» Task to carry out
Extract every line that contains the word "JSON".
--- start ---
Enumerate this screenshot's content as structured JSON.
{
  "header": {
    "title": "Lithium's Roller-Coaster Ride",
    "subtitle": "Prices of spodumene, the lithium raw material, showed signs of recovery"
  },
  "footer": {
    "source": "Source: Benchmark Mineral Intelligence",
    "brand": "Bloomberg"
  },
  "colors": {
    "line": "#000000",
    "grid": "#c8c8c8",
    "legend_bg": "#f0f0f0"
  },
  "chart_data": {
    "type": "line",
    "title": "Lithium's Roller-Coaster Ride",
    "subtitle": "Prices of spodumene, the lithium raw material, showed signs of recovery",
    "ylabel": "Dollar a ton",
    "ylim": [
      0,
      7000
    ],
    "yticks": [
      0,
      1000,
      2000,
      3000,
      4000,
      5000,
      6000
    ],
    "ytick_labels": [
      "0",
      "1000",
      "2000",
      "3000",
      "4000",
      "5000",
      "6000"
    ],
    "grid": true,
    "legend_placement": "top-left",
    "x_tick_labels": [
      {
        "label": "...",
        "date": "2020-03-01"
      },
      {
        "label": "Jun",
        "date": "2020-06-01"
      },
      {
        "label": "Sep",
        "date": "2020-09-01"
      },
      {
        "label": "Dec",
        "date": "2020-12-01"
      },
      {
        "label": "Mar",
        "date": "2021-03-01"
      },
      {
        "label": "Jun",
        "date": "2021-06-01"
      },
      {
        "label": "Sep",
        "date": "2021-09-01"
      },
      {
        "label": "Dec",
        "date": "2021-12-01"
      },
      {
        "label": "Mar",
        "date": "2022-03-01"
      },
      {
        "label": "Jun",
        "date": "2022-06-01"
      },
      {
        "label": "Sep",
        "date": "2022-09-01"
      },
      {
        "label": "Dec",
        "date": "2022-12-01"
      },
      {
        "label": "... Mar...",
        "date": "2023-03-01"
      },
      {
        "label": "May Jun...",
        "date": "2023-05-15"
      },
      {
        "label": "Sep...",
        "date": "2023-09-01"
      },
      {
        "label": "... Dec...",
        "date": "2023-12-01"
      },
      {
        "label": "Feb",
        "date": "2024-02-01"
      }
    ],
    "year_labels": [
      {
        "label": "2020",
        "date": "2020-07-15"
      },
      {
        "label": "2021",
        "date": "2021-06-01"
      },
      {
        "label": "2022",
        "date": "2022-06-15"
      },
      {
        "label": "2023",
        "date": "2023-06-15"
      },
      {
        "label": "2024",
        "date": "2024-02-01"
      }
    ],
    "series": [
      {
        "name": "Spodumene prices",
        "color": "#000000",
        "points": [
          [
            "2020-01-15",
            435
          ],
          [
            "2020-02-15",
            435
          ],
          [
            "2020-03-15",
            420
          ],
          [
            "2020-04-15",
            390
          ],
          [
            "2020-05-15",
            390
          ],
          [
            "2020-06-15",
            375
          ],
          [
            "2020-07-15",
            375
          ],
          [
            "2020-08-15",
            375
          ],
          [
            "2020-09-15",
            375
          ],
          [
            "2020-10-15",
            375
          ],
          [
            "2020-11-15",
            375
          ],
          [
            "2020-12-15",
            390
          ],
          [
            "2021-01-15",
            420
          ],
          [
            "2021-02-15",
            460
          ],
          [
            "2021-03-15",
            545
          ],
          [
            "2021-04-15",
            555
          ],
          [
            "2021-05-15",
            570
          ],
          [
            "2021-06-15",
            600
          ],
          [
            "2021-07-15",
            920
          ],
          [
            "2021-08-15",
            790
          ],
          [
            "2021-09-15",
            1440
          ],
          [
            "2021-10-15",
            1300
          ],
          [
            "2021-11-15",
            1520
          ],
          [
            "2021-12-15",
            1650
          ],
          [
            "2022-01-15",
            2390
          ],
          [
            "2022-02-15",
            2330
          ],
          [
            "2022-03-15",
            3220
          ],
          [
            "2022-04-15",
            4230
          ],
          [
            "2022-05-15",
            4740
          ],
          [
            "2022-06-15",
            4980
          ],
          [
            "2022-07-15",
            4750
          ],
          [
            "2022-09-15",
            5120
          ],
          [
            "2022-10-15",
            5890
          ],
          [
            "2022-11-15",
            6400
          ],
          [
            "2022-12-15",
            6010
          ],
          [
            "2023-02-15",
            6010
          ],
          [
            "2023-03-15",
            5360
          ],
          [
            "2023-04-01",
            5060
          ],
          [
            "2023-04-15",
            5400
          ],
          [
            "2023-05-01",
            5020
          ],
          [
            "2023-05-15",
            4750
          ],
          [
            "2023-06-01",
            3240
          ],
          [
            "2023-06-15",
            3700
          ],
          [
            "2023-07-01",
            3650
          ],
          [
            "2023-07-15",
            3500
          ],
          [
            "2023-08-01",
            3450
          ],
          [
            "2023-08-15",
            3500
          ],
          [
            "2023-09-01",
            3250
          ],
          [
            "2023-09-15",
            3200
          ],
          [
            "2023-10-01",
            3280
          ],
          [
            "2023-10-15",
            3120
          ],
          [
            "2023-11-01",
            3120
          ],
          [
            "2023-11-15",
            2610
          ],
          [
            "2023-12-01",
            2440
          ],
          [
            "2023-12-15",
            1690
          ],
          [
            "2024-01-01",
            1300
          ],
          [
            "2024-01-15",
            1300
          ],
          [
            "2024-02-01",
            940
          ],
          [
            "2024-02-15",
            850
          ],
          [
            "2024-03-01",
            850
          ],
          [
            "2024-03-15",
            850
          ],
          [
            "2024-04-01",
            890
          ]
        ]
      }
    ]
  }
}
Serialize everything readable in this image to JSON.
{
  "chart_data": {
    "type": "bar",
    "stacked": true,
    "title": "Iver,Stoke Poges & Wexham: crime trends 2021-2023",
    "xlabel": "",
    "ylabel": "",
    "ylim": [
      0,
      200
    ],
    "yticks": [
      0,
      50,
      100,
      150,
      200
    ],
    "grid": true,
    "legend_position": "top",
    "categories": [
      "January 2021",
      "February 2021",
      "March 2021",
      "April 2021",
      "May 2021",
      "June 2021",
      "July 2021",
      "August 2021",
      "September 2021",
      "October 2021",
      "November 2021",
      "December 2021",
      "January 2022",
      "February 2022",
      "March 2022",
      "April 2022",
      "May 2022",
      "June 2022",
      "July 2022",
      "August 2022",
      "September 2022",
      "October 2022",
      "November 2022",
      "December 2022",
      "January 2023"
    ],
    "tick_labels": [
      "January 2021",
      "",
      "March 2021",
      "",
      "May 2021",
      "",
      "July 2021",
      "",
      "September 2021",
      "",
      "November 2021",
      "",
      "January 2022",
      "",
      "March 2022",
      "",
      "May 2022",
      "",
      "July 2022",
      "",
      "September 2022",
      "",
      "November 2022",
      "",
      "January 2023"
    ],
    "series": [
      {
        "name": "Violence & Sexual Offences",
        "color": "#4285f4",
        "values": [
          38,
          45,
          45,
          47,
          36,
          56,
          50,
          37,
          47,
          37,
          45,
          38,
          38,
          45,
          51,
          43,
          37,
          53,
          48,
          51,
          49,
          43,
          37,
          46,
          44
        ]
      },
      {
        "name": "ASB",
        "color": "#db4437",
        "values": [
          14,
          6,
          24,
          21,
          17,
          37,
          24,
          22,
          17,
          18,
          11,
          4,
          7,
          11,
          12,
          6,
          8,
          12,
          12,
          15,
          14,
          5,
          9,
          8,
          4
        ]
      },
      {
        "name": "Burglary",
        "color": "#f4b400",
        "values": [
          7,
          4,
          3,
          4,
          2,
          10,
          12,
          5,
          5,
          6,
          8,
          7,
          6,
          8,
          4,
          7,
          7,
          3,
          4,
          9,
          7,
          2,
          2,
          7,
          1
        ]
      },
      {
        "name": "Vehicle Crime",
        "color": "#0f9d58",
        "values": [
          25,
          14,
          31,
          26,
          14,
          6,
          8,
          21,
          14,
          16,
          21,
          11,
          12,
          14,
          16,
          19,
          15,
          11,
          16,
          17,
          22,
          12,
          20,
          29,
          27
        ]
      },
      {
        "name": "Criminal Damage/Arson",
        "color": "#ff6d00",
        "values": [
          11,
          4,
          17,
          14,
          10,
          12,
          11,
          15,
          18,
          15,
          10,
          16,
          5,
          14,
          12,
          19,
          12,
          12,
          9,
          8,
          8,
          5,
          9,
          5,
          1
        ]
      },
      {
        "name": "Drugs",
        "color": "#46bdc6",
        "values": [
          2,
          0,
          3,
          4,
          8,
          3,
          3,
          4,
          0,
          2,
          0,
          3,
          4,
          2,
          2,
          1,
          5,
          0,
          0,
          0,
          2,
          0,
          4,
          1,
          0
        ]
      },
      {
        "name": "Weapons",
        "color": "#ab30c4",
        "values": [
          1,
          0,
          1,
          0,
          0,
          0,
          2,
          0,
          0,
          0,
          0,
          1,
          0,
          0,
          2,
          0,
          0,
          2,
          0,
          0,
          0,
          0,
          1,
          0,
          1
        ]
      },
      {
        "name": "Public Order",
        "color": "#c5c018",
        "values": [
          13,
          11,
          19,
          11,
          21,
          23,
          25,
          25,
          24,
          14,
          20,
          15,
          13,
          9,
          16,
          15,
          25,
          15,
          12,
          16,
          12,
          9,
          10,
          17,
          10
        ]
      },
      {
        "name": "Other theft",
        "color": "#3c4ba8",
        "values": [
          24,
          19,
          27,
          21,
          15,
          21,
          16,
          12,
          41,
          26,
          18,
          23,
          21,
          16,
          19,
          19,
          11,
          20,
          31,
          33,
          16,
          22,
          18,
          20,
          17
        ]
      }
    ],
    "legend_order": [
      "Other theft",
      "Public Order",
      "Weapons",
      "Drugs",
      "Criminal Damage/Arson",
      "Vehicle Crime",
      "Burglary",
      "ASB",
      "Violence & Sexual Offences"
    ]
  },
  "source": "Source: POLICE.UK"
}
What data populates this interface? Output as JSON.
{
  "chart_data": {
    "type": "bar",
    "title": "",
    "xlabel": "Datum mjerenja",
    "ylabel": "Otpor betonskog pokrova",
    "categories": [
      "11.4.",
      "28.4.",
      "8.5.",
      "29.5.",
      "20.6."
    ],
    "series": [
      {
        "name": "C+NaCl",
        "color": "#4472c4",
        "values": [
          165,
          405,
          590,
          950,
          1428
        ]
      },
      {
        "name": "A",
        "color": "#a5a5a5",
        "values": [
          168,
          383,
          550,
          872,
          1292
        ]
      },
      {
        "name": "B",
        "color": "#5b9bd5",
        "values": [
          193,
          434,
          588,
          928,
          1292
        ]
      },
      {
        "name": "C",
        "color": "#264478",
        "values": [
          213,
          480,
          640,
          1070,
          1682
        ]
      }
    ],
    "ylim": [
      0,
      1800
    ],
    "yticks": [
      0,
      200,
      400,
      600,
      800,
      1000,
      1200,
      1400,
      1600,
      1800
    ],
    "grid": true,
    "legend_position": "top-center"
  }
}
--- end ---
» The solution
Enumerate this screenshot's content as structured JSON.
Serialize everything readable in this image to JSON.
What data populates this interface? Output as JSON.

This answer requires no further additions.